## Stated goal
Each record below should appear again exactly as written.

————

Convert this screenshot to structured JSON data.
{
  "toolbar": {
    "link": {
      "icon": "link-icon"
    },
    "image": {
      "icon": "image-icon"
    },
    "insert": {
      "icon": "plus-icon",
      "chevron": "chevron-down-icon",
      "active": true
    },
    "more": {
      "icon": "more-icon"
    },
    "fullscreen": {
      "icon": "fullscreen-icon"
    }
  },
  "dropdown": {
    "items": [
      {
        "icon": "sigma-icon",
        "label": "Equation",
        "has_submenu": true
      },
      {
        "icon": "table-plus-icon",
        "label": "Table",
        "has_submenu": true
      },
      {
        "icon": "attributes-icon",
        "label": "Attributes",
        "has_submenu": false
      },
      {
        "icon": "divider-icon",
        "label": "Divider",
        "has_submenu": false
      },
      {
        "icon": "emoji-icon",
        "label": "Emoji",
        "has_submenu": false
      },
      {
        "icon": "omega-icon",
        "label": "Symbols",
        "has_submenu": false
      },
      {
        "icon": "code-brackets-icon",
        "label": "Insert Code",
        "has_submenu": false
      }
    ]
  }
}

————

## Completed exercise
Convert this screenshot to structured JSON data.
{
  "toolbar": {
    "link": {
      "icon": "link-icon"
    },
    "image": {
      "icon": "image-icon"
    },
    "insert": {
      "icon": "plus-icon",
      "chevron": "chevron-down-icon",
      "active": true
    },
    "more": {
      "icon": "more-icon"
    },
    "fullscreen": {
      "icon": "fullscreen-icon"
    }
  },
  "dropdown": {
    "items": [
      {
        "icon": "sigma-icon",
        "label": "Equation",
        "has_submenu": true
      },
      {
        "icon": "table-plus-icon",
        "label": "Table",
        "has_submenu": true
      },
      {
        "icon": "attributes-icon",
        "label": "Attributes",
        "has_submenu": false
      },
      {
        "icon": "divider-icon",
        "label": "Divider",
        "has_submenu": false
      },
      {
        "icon": "emoji-icon",
        "label": "Emoji",
        "has_submenu": false
      },
      {
        "icon": "omega-icon",
        "label": "Symbols",
        "has_submenu": false
      },
      {
        "icon": "code-brackets-icon",
        "label": "Insert Code",
        "has_submenu": false
      }
    ]
  }
}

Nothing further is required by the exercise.